===== Information shown =====

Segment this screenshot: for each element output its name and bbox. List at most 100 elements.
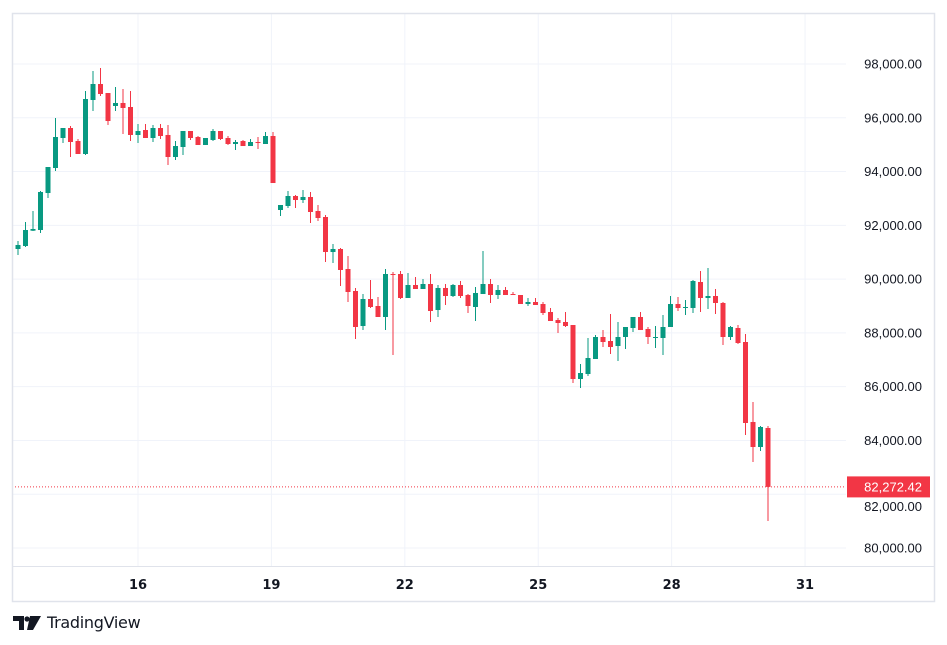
candle (338, 248, 343, 286)
candle (23, 221, 28, 248)
y-tick-label: 94,000.00 (864, 164, 922, 179)
candle-body (758, 427, 763, 448)
candle (38, 190, 43, 233)
candle (345, 255, 351, 302)
candle-body (270, 136, 276, 184)
candle-body (135, 131, 141, 135)
candle-body (90, 84, 96, 101)
candle-body (660, 327, 666, 338)
candle (173, 141, 178, 160)
candle (668, 295, 673, 328)
candle-body (653, 337, 658, 339)
candle-body (765, 427, 771, 487)
candle-body (158, 127, 163, 137)
y-tick-label: 92,000.00 (864, 218, 922, 233)
candle (143, 123, 148, 138)
y-tick-label: 82,000.00 (864, 499, 922, 514)
candle-body (533, 301, 538, 306)
candle (630, 316, 636, 333)
candle (698, 270, 703, 312)
candle-body (255, 142, 261, 144)
candle-body (510, 294, 516, 296)
candle-body (210, 131, 216, 140)
time-axis[interactable]: 16 19 22 25 28 31 (129, 578, 814, 593)
candle-body (218, 131, 223, 139)
price-axis[interactable]: 80,000.00 82,000.00 84,000.00 86,000.00 88,0… (847, 57, 930, 556)
candle-body (435, 287, 441, 311)
candle (413, 277, 418, 290)
candle-body (443, 287, 448, 296)
candle-body (383, 274, 388, 317)
candle-body (360, 299, 366, 327)
candle-body (180, 131, 186, 148)
candle-body (75, 141, 81, 154)
candle (128, 90, 133, 142)
candle (368, 279, 373, 308)
candle (428, 274, 433, 322)
x-tick-label: 22 (396, 578, 414, 593)
candle-body (570, 325, 576, 380)
y-tick-label: 80,000.00 (864, 541, 922, 556)
candle (540, 301, 546, 316)
candle (300, 190, 306, 203)
candle (578, 363, 583, 389)
candle (15, 241, 21, 255)
candle (750, 401, 756, 463)
chart-frame (11, 12, 936, 603)
candle-body (735, 327, 741, 343)
candle (90, 70, 96, 112)
candle-body (150, 127, 156, 138)
candle-body (495, 290, 501, 296)
candle (308, 191, 313, 223)
candle (53, 117, 58, 171)
candle (225, 136, 231, 145)
candle-body (540, 304, 546, 313)
y-tick-label: 84,000.00 (864, 433, 922, 448)
y-tick-label: 90,000.00 (864, 272, 922, 287)
candle (113, 86, 118, 112)
candle (615, 321, 621, 361)
candle (285, 190, 291, 208)
candle (420, 279, 426, 290)
x-tick-label: 19 (262, 578, 280, 593)
candle-body (345, 269, 351, 292)
candle (720, 301, 726, 345)
candle-body (450, 284, 456, 296)
candle-body (353, 290, 358, 328)
candle-body (488, 284, 493, 296)
candle (503, 286, 508, 296)
candle-body (278, 205, 283, 211)
candle-body (668, 304, 673, 328)
x-tick-label: 25 (529, 578, 547, 593)
candle-body (225, 137, 231, 144)
chart-border (11, 12, 936, 603)
candle-body (293, 195, 298, 201)
candle-body (143, 130, 148, 138)
candle-body (405, 284, 411, 298)
candle (383, 269, 388, 331)
candle-body (548, 311, 553, 322)
candle (510, 291, 516, 296)
candle (293, 195, 298, 208)
candle-body (728, 327, 733, 338)
candle-body (308, 196, 313, 212)
y-tick-label: 98,000.00 (864, 57, 922, 72)
candle (195, 136, 201, 145)
tradingview-logo[interactable]: TradingView (13, 613, 141, 632)
candle (30, 211, 36, 232)
candle-body (420, 284, 426, 290)
candle-body (248, 142, 253, 147)
candle-body (615, 337, 621, 347)
candle (713, 289, 718, 314)
candle-body (368, 299, 373, 307)
candle (120, 89, 126, 134)
candle-body (120, 102, 126, 108)
candle (683, 300, 688, 316)
candle (645, 327, 651, 344)
candle-body (705, 295, 711, 298)
candle-body (323, 216, 328, 253)
candle (728, 326, 733, 341)
candle-body (300, 196, 306, 201)
candle (135, 123, 141, 143)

=====

Output the lines of every item above verbatim, leaving out the pictures.

Output –
Segment this screenshot: for each element output its name and bbox. List at most 100 elements.
candle (338, 248, 343, 286)
candle (23, 221, 28, 248)
y-tick-label: 94,000.00 (864, 164, 922, 179)
candle-body (758, 427, 763, 448)
candle (38, 190, 43, 233)
candle (345, 255, 351, 302)
candle-body (270, 136, 276, 184)
candle-body (135, 131, 141, 135)
candle-body (90, 84, 96, 101)
candle-body (660, 327, 666, 338)
candle (173, 141, 178, 160)
candle (668, 295, 673, 328)
candle-body (653, 337, 658, 339)
candle-body (765, 427, 771, 487)
candle-body (158, 127, 163, 137)
y-tick-label: 92,000.00 (864, 218, 922, 233)
candle (143, 123, 148, 138)
y-tick-label: 82,000.00 (864, 499, 922, 514)
candle-body (533, 301, 538, 306)
candle (630, 316, 636, 333)
candle (698, 270, 703, 312)
candle-body (255, 142, 261, 144)
candle-body (510, 294, 516, 296)
candle-body (210, 131, 216, 140)
time-axis[interactable]: 16 19 22 25 28 31 (129, 578, 814, 593)
candle-body (218, 131, 223, 139)
price-axis[interactable]: 80,000.00 82,000.00 84,000.00 86,000.00 88,0… (847, 57, 930, 556)
candle-body (435, 287, 441, 311)
candle (413, 277, 418, 290)
candle-body (443, 287, 448, 296)
candle-body (383, 274, 388, 317)
candle-body (360, 299, 366, 327)
candle-body (180, 131, 186, 148)
candle-body (75, 141, 81, 154)
candle (128, 90, 133, 142)
candle (368, 279, 373, 308)
candle (428, 274, 433, 322)
x-tick-label: 22 (396, 578, 414, 593)
candle-body (570, 325, 576, 380)
y-tick-label: 80,000.00 (864, 541, 922, 556)
candle (540, 301, 546, 316)
candle (300, 190, 306, 203)
candle (578, 363, 583, 389)
candle (15, 241, 21, 255)
candle (750, 401, 756, 463)
chart-frame (11, 12, 936, 603)
candle-body (735, 327, 741, 343)
candle (90, 70, 96, 112)
candle-body (150, 127, 156, 138)
candle-body (495, 290, 501, 296)
candle (308, 191, 313, 223)
candle (53, 117, 58, 171)
candle (225, 136, 231, 145)
candle-body (540, 304, 546, 313)
y-tick-label: 84,000.00 (864, 433, 922, 448)
y-tick-label: 90,000.00 (864, 272, 922, 287)
candle (113, 86, 118, 112)
candle (615, 321, 621, 361)
candle (285, 190, 291, 208)
candle (420, 279, 426, 290)
x-tick-label: 19 (262, 578, 280, 593)
candle-body (345, 269, 351, 292)
candle (720, 301, 726, 345)
candle-body (450, 284, 456, 296)
candle-body (353, 290, 358, 328)
candle-body (488, 284, 493, 296)
candle (503, 286, 508, 296)
candle-body (278, 205, 283, 211)
candle-body (668, 304, 673, 328)
x-tick-label: 25 (529, 578, 547, 593)
candle-body (225, 137, 231, 144)
chart-border (11, 12, 936, 603)
candle-body (293, 195, 298, 201)
candle-body (143, 130, 148, 138)
candle-body (405, 284, 411, 298)
candle (383, 269, 388, 331)
candle-body (548, 311, 553, 322)
candle (510, 291, 516, 296)
candle (293, 195, 298, 208)
candle-body (728, 327, 733, 338)
candle-body (308, 196, 313, 212)
y-tick-label: 98,000.00 (864, 57, 922, 72)
candle (195, 136, 201, 145)
tradingview-logo[interactable]: TradingView (13, 613, 141, 632)
candle (30, 211, 36, 232)
candle-body (420, 284, 426, 290)
candle-body (248, 142, 253, 147)
candle-body (615, 337, 621, 347)
candle (713, 289, 718, 314)
candle-body (368, 299, 373, 307)
candle (120, 89, 126, 134)
candle-body (120, 102, 126, 108)
candle (683, 300, 688, 316)
candle (645, 327, 651, 344)
candle-body (705, 295, 711, 298)
candle-body (323, 216, 328, 253)
candle (728, 326, 733, 341)
candle-body (300, 196, 306, 201)
candle (135, 123, 141, 143)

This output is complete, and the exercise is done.